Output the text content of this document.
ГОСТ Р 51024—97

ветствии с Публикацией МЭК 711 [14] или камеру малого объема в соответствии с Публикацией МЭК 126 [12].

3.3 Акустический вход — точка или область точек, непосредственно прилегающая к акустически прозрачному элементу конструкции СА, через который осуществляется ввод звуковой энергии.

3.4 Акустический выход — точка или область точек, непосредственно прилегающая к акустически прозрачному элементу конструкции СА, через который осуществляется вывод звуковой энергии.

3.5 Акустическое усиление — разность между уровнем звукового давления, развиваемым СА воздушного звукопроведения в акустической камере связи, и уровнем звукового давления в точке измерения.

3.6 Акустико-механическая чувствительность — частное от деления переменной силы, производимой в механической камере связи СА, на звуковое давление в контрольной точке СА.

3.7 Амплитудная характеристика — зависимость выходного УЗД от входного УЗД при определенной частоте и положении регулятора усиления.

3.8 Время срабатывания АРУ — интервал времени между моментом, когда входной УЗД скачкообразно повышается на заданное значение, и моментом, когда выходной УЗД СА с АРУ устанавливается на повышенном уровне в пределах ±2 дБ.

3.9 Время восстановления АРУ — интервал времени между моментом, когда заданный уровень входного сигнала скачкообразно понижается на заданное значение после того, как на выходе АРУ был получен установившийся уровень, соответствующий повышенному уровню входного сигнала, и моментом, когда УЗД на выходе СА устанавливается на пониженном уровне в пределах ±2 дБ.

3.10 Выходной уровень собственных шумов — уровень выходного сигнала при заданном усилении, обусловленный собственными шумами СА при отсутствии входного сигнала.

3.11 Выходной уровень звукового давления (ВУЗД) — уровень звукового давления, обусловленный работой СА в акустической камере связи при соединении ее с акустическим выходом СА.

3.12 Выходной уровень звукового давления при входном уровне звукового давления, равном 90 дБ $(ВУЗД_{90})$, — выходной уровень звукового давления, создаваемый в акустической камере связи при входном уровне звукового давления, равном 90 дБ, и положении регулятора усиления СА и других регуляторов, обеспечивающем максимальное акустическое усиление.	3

| Required task |
Repeat the listing exactly, from its first line to its last.

| Task result |
Output the text content of this document.
ГОСТ Р 51024—97

ветствии с Публикацией МЭК 711 [14] или камеру малого объема в соответствии с Публикацией МЭК 126 [12].

3.3 Акустический вход — точка или область точек, непосредственно прилегающая к акустически прозрачному элементу конструкции СА, через который осуществляется ввод звуковой энергии.

3.4 Акустический выход — точка или область точек, непосредственно прилегающая к акустически прозрачному элементу конструкции СА, через который осуществляется вывод звуковой энергии.

3.5 Акустическое усиление — разность между уровнем звукового давления, развиваемым СА воздушного звукопроведения в акустической камере связи, и уровнем звукового давления в точке измерения.

3.6 Акустико-механическая чувствительность — частное от деления переменной силы, производимой в механической камере связи СА, на звуковое давление в контрольной точке СА.

3.7 Амплитудная характеристика — зависимость выходного УЗД от входного УЗД при определенной частоте и положении регулятора усиления.

3.8 Время срабатывания АРУ — интервал времени между моментом, когда входной УЗД скачкообразно повышается на заданное значение, и моментом, когда выходной УЗД СА с АРУ устанавливается на повышенном уровне в пределах ±2 дБ.

3.9 Время восстановления АРУ — интервал времени между моментом, когда заданный уровень входного сигнала скачкообразно понижается на заданное значение после того, как на выходе АРУ был получен установившийся уровень, соответствующий повышенному уровню входного сигнала, и моментом, когда УЗД на выходе СА устанавливается на пониженном уровне в пределах ±2 дБ.

3.10 Выходной уровень собственных шумов — уровень выходного сигнала при заданном усилении, обусловленный собственными шумами СА при отсутствии входного сигнала.

3.11 Выходной уровень звукового давления (ВУЗД) — уровень звукового давления, обусловленный работой СА в акустической камере связи при соединении ее с акустическим выходом СА.

3.12 Выходной уровень звукового давления при входном уровне звукового давления, равном 90 дБ $(ВУЗД_{90})$, — выходной уровень звукового давления, создаваемый в акустической камере связи при входном уровне звукового давления, равном 90 дБ, и положении регулятора усиления СА и других регуляторов, обеспечивающем максимальное акустическое усиление.	3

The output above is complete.